[A run of listing records]
○ ○ ○
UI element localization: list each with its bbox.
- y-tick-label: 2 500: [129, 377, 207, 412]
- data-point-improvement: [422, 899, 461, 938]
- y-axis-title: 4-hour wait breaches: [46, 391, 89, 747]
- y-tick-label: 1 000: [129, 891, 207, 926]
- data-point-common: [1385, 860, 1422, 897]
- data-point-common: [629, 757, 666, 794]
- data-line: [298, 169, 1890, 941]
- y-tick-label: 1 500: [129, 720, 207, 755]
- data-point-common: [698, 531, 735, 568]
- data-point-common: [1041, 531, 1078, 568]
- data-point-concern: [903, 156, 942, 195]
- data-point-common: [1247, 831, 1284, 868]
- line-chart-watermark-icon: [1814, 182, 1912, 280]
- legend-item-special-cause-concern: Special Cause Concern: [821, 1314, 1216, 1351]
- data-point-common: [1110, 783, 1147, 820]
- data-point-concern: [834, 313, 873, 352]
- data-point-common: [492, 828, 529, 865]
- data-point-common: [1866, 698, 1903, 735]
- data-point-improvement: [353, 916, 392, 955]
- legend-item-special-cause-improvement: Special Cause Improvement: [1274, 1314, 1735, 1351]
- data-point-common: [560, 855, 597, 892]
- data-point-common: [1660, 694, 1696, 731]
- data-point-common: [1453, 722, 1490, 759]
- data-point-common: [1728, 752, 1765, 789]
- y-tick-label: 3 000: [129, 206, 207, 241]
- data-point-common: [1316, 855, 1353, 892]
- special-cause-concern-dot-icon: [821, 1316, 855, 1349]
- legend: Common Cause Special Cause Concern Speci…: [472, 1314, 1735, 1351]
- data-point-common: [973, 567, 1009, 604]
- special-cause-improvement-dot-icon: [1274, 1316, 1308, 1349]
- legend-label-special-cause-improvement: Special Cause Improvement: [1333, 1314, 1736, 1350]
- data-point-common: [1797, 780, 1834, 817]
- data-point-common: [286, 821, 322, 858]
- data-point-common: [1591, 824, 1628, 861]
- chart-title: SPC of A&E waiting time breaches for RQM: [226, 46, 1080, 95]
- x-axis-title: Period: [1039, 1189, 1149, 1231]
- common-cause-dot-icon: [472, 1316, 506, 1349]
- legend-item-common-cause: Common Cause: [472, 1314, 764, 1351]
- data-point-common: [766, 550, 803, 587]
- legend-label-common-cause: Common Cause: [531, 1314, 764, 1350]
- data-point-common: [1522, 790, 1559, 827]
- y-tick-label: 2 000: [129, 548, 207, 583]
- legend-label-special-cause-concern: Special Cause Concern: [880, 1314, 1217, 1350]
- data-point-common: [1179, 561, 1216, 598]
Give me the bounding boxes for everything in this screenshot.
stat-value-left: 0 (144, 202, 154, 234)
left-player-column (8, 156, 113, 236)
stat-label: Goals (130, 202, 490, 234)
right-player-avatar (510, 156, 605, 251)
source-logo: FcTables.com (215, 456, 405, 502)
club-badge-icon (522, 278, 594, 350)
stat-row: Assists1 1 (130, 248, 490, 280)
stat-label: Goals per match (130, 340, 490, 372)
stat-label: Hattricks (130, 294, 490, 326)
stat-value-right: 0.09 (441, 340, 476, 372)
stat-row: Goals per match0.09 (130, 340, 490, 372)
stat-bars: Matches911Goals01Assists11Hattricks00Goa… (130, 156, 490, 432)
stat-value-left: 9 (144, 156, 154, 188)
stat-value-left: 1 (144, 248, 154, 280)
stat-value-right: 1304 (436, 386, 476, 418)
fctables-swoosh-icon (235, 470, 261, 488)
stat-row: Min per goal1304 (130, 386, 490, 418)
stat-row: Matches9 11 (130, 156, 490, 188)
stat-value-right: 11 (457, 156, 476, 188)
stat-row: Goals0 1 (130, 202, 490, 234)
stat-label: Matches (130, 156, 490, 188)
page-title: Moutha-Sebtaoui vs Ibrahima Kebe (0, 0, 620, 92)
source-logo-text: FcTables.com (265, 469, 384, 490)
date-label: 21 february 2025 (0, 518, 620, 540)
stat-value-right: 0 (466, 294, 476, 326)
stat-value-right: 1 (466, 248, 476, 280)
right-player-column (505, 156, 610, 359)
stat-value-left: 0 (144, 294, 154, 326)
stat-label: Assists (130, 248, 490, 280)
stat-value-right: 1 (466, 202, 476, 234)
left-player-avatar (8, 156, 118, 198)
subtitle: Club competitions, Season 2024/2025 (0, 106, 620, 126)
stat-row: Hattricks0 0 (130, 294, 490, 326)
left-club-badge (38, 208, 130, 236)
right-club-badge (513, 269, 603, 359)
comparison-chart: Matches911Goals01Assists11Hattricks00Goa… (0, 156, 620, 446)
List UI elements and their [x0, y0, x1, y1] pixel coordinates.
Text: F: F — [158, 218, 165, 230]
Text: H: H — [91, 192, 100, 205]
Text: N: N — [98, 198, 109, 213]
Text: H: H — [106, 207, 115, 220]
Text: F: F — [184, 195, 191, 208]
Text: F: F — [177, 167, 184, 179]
○ ○ ○
Requirement:
How many lines of the listing above contain the string "column"? Case counts; reply with the number alone.

Task answer:
2